**What the exercise asks**
Output the records from the line with "search-icon [905,92,918,105]" to the line with "top-accent-bar [0,0,940,11]" without any changes, including both of those lines.

(Dataset entries)
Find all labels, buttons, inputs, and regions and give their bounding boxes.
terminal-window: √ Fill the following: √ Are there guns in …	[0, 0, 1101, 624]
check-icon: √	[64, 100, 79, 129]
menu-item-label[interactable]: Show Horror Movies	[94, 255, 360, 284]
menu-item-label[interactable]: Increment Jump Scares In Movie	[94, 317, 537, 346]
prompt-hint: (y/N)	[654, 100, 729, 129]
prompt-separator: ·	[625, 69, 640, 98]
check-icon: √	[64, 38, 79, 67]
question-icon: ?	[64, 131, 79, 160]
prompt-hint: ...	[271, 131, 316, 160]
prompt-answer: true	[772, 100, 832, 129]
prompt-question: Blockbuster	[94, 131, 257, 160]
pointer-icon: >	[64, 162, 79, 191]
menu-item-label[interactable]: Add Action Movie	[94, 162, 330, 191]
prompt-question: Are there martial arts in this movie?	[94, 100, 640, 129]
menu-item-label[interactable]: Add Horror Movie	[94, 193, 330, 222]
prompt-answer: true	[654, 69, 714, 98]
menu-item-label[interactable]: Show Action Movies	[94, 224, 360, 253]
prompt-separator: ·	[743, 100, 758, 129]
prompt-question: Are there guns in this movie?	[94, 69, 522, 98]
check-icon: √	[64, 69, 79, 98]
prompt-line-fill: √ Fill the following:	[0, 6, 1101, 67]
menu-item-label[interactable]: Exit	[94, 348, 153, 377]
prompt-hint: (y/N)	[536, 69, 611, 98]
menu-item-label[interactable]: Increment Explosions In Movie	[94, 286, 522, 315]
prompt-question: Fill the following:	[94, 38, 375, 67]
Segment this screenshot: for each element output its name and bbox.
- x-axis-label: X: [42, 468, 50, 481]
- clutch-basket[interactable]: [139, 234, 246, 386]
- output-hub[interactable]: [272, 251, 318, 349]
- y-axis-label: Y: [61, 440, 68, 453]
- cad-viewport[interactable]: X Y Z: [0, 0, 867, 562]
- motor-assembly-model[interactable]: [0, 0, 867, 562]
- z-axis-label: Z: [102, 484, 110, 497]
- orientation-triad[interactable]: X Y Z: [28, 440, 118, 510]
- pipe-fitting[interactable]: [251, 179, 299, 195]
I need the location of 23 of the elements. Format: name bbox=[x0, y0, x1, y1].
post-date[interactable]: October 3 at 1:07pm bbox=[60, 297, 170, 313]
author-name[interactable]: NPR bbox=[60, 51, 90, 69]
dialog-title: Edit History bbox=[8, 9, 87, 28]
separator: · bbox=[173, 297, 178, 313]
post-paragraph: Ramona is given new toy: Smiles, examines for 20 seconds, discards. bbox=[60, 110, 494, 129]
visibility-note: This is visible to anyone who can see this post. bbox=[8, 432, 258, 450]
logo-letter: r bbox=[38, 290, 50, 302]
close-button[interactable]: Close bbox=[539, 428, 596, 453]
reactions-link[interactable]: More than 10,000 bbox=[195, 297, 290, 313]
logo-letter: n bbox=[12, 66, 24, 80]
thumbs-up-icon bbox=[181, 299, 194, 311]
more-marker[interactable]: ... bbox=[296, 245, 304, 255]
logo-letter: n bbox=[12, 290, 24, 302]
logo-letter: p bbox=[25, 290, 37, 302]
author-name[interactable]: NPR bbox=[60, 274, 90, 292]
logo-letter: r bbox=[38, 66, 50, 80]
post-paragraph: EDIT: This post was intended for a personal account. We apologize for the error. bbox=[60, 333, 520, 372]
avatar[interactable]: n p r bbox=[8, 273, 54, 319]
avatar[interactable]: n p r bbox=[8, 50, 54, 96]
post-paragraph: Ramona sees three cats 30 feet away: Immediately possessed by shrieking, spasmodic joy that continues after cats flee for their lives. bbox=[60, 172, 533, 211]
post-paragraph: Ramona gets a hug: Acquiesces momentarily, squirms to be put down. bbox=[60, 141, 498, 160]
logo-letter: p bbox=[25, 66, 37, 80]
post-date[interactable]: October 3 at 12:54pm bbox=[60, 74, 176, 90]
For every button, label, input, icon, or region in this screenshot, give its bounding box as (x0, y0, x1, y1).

* * *

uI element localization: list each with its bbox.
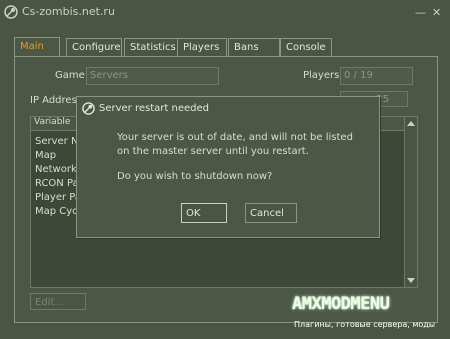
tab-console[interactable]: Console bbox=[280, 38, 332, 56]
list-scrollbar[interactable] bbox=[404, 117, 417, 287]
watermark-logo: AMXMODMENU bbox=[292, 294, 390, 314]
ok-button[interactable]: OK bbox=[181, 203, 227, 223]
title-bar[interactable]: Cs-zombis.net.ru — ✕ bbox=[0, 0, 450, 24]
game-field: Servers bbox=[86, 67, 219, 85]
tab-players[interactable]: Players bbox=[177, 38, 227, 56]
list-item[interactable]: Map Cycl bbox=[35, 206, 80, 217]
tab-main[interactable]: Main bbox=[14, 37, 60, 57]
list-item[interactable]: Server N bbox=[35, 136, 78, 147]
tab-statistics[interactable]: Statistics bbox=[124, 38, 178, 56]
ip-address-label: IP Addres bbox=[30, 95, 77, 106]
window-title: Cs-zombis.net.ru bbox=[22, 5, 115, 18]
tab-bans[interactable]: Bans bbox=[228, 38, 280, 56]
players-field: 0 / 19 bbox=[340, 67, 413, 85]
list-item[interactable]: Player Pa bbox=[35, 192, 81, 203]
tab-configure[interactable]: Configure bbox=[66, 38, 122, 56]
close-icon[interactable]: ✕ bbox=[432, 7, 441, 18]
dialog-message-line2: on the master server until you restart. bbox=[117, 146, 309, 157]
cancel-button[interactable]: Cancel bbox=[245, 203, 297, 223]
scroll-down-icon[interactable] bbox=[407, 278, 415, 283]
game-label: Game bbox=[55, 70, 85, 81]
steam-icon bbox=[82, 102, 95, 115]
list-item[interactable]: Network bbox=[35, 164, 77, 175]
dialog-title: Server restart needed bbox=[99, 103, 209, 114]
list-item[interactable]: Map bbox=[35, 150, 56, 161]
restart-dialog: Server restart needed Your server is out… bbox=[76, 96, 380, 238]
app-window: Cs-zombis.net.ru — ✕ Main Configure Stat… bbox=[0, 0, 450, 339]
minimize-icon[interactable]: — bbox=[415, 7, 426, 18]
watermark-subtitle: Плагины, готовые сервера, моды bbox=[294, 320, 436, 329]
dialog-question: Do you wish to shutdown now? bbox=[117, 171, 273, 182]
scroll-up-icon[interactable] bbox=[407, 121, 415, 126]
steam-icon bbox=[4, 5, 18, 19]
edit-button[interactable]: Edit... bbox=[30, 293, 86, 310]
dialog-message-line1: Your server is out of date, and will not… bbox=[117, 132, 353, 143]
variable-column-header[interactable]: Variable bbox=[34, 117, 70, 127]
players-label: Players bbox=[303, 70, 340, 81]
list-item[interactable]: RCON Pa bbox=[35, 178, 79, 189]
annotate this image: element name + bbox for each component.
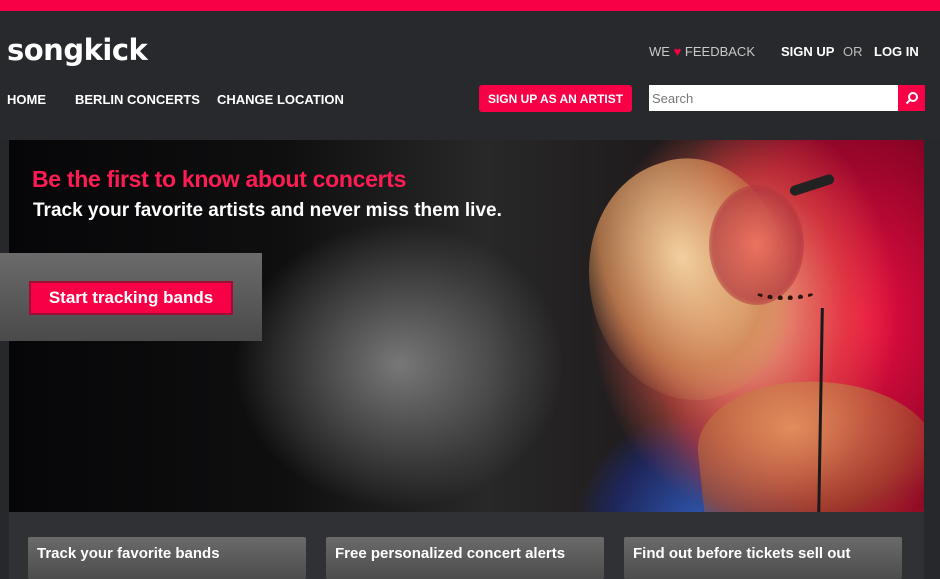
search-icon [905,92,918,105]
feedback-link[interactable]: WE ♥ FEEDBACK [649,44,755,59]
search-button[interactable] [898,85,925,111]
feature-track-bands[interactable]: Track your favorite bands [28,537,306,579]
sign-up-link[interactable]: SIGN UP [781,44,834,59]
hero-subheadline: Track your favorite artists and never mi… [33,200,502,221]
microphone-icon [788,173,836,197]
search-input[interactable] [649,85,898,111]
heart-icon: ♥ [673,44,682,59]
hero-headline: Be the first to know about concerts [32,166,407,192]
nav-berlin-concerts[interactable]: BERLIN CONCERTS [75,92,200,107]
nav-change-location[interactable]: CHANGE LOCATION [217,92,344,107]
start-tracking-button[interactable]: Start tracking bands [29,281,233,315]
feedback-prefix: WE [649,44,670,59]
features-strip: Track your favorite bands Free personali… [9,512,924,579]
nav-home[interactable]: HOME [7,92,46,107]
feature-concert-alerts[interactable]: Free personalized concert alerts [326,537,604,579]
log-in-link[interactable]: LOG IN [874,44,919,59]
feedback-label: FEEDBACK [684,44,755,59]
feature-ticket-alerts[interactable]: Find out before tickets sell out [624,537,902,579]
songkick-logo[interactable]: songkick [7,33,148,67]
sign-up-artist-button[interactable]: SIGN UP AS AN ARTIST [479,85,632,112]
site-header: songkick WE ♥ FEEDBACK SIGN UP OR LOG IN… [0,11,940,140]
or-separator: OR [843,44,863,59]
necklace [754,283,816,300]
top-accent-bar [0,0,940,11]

**Response for this exercise**
search-icon [905,92,918,105]
feedback-link[interactable]: WE ♥ FEEDBACK [649,44,755,59]
search-button[interactable] [898,85,925,111]
feature-track-bands[interactable]: Track your favorite bands [28,537,306,579]
sign-up-link[interactable]: SIGN UP [781,44,834,59]
hero-subheadline: Track your favorite artists and never mi… [33,200,502,221]
microphone-icon [788,173,836,197]
search-input[interactable] [649,85,898,111]
heart-icon: ♥ [673,44,682,59]
hero-headline: Be the first to know about concerts [32,166,407,192]
nav-berlin-concerts[interactable]: BERLIN CONCERTS [75,92,200,107]
nav-change-location[interactable]: CHANGE LOCATION [217,92,344,107]
start-tracking-button[interactable]: Start tracking bands [29,281,233,315]
feedback-prefix: WE [649,44,670,59]
features-strip: Track your favorite bands Free personali… [9,512,924,579]
nav-home[interactable]: HOME [7,92,46,107]
feature-concert-alerts[interactable]: Free personalized concert alerts [326,537,604,579]
log-in-link[interactable]: LOG IN [874,44,919,59]
feedback-label: FEEDBACK [684,44,755,59]
feature-ticket-alerts[interactable]: Find out before tickets sell out [624,537,902,579]
songkick-logo[interactable]: songkick [7,33,148,67]
sign-up-artist-button[interactable]: SIGN UP AS AN ARTIST [479,85,632,112]
site-header: songkick WE ♥ FEEDBACK SIGN UP OR LOG IN… [0,11,940,140]
or-separator: OR [843,44,863,59]
necklace [754,283,816,300]
top-accent-bar [0,0,940,11]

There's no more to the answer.